- _CHALLENGE_
In the entries, find all lines that hold the word "concernant" and copy them.

---- TASK MATERIAL

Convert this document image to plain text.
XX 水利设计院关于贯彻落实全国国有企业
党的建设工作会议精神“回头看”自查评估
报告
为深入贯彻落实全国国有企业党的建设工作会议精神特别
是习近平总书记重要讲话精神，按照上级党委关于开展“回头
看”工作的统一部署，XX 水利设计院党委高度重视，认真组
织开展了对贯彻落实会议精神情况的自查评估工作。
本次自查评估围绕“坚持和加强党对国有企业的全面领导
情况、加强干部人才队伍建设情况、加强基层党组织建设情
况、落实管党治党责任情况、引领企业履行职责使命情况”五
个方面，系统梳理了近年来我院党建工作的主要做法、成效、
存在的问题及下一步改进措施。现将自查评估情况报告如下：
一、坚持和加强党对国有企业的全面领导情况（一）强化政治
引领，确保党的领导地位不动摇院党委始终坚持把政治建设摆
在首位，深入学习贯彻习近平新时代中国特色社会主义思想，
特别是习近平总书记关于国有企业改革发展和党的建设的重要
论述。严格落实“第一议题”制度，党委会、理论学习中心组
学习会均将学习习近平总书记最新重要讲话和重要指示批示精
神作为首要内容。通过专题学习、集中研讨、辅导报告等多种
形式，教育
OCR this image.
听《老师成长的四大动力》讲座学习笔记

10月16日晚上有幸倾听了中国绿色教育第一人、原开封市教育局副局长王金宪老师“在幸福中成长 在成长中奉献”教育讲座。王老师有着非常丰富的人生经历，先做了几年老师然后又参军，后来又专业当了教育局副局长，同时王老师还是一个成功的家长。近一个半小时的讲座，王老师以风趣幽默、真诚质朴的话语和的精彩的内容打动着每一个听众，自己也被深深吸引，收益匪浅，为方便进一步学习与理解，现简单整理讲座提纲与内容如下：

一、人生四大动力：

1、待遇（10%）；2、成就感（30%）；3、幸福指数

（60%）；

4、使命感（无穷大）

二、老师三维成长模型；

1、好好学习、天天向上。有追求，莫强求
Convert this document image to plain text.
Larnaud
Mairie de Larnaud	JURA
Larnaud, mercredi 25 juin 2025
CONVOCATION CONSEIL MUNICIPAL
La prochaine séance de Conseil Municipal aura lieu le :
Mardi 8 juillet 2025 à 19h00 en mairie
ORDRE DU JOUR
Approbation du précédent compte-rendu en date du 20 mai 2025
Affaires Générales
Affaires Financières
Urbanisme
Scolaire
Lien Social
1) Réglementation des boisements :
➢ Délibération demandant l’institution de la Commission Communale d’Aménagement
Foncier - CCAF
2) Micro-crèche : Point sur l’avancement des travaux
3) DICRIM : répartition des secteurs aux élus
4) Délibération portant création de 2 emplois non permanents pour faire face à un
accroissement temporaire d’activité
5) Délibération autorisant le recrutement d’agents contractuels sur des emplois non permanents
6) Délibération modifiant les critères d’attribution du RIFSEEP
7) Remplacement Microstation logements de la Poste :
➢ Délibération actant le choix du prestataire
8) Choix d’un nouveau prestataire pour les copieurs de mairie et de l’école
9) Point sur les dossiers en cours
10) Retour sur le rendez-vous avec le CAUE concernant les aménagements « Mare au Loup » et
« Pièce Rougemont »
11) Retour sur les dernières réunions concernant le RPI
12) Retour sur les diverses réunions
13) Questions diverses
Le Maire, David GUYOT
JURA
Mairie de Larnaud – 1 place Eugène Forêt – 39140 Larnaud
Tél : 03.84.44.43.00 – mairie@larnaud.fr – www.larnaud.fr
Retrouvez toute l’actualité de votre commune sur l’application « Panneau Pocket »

--------

- _ANSWER BELOW_
10) Retour sur le rendez-vous avec le CAUE concernant les aménagements « Mare au Loup » et
11) Retour sur les dernières réunions concernant le RPI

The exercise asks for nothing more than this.